Exercise task: Write out the material exactly, without any of its pictures.

Entries provided:
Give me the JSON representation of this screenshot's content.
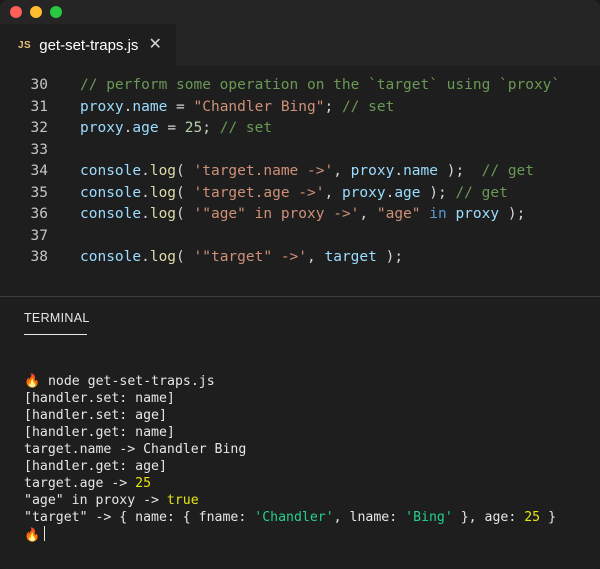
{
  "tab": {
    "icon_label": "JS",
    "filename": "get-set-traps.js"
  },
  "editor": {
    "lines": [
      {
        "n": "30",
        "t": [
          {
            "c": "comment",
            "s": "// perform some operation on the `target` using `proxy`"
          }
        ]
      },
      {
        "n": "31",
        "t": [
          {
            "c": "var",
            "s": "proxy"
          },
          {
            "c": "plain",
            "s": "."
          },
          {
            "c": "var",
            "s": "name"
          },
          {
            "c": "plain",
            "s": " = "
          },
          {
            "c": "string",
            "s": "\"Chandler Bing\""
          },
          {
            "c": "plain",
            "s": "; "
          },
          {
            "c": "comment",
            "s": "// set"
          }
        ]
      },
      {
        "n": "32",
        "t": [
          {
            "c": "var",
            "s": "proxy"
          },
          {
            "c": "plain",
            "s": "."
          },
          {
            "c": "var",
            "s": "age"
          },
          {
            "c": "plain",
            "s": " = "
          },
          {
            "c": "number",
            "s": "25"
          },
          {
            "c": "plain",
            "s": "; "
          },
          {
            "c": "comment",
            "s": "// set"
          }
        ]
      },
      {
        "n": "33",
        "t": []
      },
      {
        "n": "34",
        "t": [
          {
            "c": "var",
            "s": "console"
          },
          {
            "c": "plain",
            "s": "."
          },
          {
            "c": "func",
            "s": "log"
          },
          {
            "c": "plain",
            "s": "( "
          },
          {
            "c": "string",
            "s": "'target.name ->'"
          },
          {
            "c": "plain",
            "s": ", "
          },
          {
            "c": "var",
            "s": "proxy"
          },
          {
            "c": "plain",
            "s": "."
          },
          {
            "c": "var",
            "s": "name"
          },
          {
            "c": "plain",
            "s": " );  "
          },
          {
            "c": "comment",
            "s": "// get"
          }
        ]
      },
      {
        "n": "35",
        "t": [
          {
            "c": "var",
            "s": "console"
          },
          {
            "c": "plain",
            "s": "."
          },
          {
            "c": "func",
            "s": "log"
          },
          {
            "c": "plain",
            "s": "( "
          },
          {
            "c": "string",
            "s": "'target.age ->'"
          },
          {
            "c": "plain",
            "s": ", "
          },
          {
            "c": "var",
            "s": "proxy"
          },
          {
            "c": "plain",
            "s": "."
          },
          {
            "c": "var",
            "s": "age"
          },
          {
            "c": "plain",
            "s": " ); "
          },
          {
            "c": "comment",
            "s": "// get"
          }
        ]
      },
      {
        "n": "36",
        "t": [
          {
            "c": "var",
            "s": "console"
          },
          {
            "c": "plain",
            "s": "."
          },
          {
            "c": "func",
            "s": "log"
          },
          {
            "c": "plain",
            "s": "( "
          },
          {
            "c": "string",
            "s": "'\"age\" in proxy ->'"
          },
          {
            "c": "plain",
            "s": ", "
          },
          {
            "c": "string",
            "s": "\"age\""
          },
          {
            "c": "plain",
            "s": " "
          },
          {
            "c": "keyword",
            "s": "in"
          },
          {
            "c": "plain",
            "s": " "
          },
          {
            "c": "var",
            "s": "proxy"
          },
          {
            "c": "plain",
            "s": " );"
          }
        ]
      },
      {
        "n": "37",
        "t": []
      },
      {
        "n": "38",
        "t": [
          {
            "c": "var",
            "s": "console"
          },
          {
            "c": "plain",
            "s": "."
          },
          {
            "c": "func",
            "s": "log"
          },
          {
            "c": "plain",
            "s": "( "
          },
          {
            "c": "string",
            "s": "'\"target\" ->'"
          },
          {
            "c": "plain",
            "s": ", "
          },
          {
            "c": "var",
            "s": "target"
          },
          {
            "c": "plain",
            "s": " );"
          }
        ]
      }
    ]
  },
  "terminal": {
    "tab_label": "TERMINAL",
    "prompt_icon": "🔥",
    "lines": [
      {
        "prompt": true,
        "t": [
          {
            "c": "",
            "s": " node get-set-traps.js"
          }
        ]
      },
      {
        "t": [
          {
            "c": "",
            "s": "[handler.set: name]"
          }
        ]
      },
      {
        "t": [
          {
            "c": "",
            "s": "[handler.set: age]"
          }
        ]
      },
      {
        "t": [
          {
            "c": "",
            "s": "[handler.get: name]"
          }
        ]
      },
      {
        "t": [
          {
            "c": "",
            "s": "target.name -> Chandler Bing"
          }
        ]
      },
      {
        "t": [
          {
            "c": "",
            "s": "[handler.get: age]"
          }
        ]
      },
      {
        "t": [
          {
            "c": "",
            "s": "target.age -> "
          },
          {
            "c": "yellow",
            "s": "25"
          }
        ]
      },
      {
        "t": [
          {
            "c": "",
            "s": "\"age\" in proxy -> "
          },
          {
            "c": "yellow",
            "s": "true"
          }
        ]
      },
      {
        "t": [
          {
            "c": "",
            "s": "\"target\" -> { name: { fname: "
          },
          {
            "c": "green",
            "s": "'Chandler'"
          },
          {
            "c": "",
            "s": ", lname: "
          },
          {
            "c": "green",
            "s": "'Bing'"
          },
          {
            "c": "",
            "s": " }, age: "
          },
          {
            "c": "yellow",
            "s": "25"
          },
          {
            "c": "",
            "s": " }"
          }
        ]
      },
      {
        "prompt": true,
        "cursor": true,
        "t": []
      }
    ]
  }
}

Reply to the task:
Give me the JSON representation of this screenshot's content.
{
  "tab": {
    "icon_label": "JS",
    "filename": "get-set-traps.js"
  },
  "editor": {
    "lines": [
      {
        "n": "30",
        "t": [
          {
            "c": "comment",
            "s": "// perform some operation on the `target` using `proxy`"
          }
        ]
      },
      {
        "n": "31",
        "t": [
          {
            "c": "var",
            "s": "proxy"
          },
          {
            "c": "plain",
            "s": "."
          },
          {
            "c": "var",
            "s": "name"
          },
          {
            "c": "plain",
            "s": " = "
          },
          {
            "c": "string",
            "s": "\"Chandler Bing\""
          },
          {
            "c": "plain",
            "s": "; "
          },
          {
            "c": "comment",
            "s": "// set"
          }
        ]
      },
      {
        "n": "32",
        "t": [
          {
            "c": "var",
            "s": "proxy"
          },
          {
            "c": "plain",
            "s": "."
          },
          {
            "c": "var",
            "s": "age"
          },
          {
            "c": "plain",
            "s": " = "
          },
          {
            "c": "number",
            "s": "25"
          },
          {
            "c": "plain",
            "s": "; "
          },
          {
            "c": "comment",
            "s": "// set"
          }
        ]
      },
      {
        "n": "33",
        "t": []
      },
      {
        "n": "34",
        "t": [
          {
            "c": "var",
            "s": "console"
          },
          {
            "c": "plain",
            "s": "."
          },
          {
            "c": "func",
            "s": "log"
          },
          {
            "c": "plain",
            "s": "( "
          },
          {
            "c": "string",
            "s": "'target.name ->'"
          },
          {
            "c": "plain",
            "s": ", "
          },
          {
            "c": "var",
            "s": "proxy"
          },
          {
            "c": "plain",
            "s": "."
          },
          {
            "c": "var",
            "s": "name"
          },
          {
            "c": "plain",
            "s": " );  "
          },
          {
            "c": "comment",
            "s": "// get"
          }
        ]
      },
      {
        "n": "35",
        "t": [
          {
            "c": "var",
            "s": "console"
          },
          {
            "c": "plain",
            "s": "."
          },
          {
            "c": "func",
            "s": "log"
          },
          {
            "c": "plain",
            "s": "( "
          },
          {
            "c": "string",
            "s": "'target.age ->'"
          },
          {
            "c": "plain",
            "s": ", "
          },
          {
            "c": "var",
            "s": "proxy"
          },
          {
            "c": "plain",
            "s": "."
          },
          {
            "c": "var",
            "s": "age"
          },
          {
            "c": "plain",
            "s": " ); "
          },
          {
            "c": "comment",
            "s": "// get"
          }
        ]
      },
      {
        "n": "36",
        "t": [
          {
            "c": "var",
            "s": "console"
          },
          {
            "c": "plain",
            "s": "."
          },
          {
            "c": "func",
            "s": "log"
          },
          {
            "c": "plain",
            "s": "( "
          },
          {
            "c": "string",
            "s": "'\"age\" in proxy ->'"
          },
          {
            "c": "plain",
            "s": ", "
          },
          {
            "c": "string",
            "s": "\"age\""
          },
          {
            "c": "plain",
            "s": " "
          },
          {
            "c": "keyword",
            "s": "in"
          },
          {
            "c": "plain",
            "s": " "
          },
          {
            "c": "var",
            "s": "proxy"
          },
          {
            "c": "plain",
            "s": " );"
          }
        ]
      },
      {
        "n": "37",
        "t": []
      },
      {
        "n": "38",
        "t": [
          {
            "c": "var",
            "s": "console"
          },
          {
            "c": "plain",
            "s": "."
          },
          {
            "c": "func",
            "s": "log"
          },
          {
            "c": "plain",
            "s": "( "
          },
          {
            "c": "string",
            "s": "'\"target\" ->'"
          },
          {
            "c": "plain",
            "s": ", "
          },
          {
            "c": "var",
            "s": "target"
          },
          {
            "c": "plain",
            "s": " );"
          }
        ]
      }
    ]
  },
  "terminal": {
    "tab_label": "TERMINAL",
    "prompt_icon": "🔥",
    "lines": [
      {
        "prompt": true,
        "t": [
          {
            "c": "",
            "s": " node get-set-traps.js"
          }
        ]
      },
      {
        "t": [
          {
            "c": "",
            "s": "[handler.set: name]"
          }
        ]
      },
      {
        "t": [
          {
            "c": "",
            "s": "[handler.set: age]"
          }
        ]
      },
      {
        "t": [
          {
            "c": "",
            "s": "[handler.get: name]"
          }
        ]
      },
      {
        "t": [
          {
            "c": "",
            "s": "target.name -> Chandler Bing"
          }
        ]
      },
      {
        "t": [
          {
            "c": "",
            "s": "[handler.get: age]"
          }
        ]
      },
      {
        "t": [
          {
            "c": "",
            "s": "target.age -> "
          },
          {
            "c": "yellow",
            "s": "25"
          }
        ]
      },
      {
        "t": [
          {
            "c": "",
            "s": "\"age\" in proxy -> "
          },
          {
            "c": "yellow",
            "s": "true"
          }
        ]
      },
      {
        "t": [
          {
            "c": "",
            "s": "\"target\" -> { name: { fname: "
          },
          {
            "c": "green",
            "s": "'Chandler'"
          },
          {
            "c": "",
            "s": ", lname: "
          },
          {
            "c": "green",
            "s": "'Bing'"
          },
          {
            "c": "",
            "s": " }, age: "
          },
          {
            "c": "yellow",
            "s": "25"
          },
          {
            "c": "",
            "s": " }"
          }
        ]
      },
      {
        "prompt": true,
        "cursor": true,
        "t": []
      }
    ]
  }
}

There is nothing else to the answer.